>> start Recorded data

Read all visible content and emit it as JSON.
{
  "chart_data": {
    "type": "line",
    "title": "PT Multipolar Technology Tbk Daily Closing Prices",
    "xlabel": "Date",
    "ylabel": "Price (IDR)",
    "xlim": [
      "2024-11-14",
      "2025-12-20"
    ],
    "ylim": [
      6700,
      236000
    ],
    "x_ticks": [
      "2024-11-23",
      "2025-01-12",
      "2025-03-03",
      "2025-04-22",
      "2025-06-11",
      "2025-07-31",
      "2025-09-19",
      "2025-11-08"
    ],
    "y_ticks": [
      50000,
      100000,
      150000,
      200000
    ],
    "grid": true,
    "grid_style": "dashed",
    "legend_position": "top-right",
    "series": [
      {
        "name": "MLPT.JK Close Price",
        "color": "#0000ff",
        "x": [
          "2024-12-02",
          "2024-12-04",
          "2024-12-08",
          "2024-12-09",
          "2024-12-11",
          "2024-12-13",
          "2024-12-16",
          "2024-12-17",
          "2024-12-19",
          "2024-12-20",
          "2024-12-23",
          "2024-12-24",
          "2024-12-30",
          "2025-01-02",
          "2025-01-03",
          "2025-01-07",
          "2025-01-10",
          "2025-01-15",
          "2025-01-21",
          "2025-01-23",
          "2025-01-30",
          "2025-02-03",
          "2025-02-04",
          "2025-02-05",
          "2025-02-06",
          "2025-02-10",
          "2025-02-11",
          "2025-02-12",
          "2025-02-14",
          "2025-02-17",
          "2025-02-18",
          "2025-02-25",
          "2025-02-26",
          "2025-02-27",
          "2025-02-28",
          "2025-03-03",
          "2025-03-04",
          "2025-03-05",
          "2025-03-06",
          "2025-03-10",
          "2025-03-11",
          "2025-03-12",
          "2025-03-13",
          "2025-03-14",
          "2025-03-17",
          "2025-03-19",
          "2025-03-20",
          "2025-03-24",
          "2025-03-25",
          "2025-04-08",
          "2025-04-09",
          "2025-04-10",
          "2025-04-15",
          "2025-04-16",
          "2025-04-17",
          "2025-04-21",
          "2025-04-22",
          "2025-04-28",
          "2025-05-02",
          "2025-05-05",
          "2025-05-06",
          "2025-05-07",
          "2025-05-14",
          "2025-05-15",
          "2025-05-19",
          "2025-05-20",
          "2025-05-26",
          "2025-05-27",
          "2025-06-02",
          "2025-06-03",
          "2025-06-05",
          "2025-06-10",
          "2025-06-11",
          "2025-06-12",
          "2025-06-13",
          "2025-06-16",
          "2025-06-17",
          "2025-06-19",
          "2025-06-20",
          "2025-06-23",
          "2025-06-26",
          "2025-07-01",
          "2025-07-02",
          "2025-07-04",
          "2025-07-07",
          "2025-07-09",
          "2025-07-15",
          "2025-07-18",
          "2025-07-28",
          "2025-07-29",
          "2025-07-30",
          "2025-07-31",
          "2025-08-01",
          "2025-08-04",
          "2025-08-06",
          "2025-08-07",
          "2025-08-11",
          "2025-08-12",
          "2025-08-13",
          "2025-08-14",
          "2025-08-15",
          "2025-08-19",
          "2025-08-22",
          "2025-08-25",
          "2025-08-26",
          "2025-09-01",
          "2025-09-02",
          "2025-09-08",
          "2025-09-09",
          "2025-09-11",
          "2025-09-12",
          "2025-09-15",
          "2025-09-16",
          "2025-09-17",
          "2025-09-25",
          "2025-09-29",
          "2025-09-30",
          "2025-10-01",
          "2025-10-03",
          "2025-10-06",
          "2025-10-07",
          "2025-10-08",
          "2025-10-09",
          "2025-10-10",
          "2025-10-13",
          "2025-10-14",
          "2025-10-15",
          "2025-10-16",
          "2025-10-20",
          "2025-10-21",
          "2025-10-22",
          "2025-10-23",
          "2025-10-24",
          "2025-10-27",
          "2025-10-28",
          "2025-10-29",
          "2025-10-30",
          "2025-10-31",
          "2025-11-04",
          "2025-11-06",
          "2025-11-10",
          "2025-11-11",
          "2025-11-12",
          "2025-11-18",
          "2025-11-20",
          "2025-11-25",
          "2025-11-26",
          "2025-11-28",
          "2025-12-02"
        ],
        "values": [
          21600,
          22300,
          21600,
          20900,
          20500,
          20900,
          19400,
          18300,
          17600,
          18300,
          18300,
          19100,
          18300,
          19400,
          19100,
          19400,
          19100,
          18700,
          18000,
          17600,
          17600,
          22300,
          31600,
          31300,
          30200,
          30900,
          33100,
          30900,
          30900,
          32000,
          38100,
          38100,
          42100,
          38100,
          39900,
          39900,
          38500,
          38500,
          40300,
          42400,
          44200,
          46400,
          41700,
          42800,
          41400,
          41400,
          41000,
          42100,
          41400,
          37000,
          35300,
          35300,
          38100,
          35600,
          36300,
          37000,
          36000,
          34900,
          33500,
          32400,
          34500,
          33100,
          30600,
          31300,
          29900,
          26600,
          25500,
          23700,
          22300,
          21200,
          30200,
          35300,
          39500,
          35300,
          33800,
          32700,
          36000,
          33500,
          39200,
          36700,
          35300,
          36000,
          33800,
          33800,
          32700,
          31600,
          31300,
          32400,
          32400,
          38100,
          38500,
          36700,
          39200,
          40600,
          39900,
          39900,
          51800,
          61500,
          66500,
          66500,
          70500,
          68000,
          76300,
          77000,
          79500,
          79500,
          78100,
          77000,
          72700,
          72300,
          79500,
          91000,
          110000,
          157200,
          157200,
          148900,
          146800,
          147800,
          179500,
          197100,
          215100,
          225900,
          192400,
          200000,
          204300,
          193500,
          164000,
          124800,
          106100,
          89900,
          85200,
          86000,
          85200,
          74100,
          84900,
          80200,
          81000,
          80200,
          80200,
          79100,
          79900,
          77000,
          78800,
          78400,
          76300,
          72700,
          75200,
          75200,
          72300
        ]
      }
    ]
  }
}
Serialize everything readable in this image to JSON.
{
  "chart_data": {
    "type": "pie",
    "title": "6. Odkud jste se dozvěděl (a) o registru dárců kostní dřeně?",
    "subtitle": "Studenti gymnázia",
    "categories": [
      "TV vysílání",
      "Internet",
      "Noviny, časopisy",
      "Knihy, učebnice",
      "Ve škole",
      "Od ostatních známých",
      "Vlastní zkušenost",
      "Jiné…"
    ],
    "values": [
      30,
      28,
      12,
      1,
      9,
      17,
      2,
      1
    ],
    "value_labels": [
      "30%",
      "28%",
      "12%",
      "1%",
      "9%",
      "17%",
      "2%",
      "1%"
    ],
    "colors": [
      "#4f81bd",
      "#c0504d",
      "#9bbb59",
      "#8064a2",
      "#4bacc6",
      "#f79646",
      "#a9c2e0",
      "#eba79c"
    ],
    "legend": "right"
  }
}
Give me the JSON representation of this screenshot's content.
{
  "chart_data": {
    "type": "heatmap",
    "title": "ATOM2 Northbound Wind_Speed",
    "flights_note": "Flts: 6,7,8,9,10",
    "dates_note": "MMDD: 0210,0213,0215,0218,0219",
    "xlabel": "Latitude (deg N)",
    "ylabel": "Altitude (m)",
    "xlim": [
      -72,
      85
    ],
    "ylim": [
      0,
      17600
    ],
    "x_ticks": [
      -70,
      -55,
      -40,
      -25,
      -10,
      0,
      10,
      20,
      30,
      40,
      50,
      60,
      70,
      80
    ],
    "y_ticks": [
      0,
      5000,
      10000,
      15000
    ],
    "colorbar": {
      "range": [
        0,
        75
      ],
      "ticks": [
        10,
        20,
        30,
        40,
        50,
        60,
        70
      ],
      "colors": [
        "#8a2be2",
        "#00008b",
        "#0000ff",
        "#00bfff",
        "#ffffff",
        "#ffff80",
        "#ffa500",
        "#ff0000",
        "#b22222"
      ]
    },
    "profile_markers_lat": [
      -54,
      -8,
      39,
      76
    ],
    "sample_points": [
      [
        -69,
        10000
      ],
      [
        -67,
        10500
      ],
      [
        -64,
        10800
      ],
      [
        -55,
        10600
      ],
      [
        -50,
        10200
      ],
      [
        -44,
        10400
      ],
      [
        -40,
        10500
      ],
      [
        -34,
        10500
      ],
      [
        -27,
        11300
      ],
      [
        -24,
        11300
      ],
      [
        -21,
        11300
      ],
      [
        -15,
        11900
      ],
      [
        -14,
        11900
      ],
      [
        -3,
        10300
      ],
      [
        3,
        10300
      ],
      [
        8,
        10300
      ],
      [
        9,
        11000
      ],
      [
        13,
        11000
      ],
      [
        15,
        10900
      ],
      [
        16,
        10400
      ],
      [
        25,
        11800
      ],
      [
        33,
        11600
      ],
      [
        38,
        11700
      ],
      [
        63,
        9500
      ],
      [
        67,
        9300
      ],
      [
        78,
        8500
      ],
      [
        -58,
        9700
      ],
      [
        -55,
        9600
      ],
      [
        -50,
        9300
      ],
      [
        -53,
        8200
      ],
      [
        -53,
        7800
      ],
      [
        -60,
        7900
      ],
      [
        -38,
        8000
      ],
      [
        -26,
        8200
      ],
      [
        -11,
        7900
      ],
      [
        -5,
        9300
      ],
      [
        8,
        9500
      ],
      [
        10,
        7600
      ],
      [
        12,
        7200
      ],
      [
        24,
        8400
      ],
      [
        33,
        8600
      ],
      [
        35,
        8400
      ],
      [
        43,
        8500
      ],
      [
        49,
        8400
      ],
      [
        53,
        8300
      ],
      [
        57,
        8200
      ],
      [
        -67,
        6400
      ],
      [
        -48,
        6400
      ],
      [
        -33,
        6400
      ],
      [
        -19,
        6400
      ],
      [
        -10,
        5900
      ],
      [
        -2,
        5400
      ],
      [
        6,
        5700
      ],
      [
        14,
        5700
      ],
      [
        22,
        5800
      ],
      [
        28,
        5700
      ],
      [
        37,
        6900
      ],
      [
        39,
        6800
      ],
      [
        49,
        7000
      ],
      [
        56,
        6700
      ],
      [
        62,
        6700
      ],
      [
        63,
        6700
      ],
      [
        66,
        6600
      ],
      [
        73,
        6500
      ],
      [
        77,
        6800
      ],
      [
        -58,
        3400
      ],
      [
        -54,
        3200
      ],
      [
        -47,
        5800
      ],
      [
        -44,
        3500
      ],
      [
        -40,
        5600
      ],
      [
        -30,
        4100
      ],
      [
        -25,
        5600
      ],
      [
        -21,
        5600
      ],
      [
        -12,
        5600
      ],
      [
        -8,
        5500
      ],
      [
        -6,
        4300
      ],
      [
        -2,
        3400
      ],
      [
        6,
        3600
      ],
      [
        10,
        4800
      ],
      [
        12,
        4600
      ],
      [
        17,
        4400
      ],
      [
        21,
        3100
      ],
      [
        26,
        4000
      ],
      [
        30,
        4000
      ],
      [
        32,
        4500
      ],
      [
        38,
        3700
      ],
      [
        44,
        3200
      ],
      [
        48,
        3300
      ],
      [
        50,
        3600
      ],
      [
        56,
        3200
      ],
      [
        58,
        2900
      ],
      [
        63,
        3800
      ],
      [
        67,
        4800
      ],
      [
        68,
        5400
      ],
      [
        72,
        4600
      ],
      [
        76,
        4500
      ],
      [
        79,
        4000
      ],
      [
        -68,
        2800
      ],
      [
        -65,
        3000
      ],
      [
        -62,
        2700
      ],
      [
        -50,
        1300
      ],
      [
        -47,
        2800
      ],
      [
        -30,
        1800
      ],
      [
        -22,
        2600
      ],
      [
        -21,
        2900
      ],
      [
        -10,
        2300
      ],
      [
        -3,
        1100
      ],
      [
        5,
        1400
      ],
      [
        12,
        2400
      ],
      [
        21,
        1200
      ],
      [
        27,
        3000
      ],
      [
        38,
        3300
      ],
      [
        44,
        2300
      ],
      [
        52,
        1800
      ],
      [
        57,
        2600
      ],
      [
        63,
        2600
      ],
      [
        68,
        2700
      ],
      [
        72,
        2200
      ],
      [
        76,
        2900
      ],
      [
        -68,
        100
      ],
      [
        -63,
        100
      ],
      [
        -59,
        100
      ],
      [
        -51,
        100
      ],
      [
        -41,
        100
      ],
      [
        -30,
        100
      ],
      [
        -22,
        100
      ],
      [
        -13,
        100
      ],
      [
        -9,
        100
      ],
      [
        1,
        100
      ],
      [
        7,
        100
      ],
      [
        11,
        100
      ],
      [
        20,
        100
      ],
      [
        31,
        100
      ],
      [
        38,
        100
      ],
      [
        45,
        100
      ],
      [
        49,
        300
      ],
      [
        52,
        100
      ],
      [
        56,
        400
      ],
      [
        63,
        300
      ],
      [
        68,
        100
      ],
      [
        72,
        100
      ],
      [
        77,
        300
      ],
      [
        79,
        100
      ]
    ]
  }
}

>> end Recorded data

What is required: Provide only the number of lines in the records containing the string "content".

Task response: 2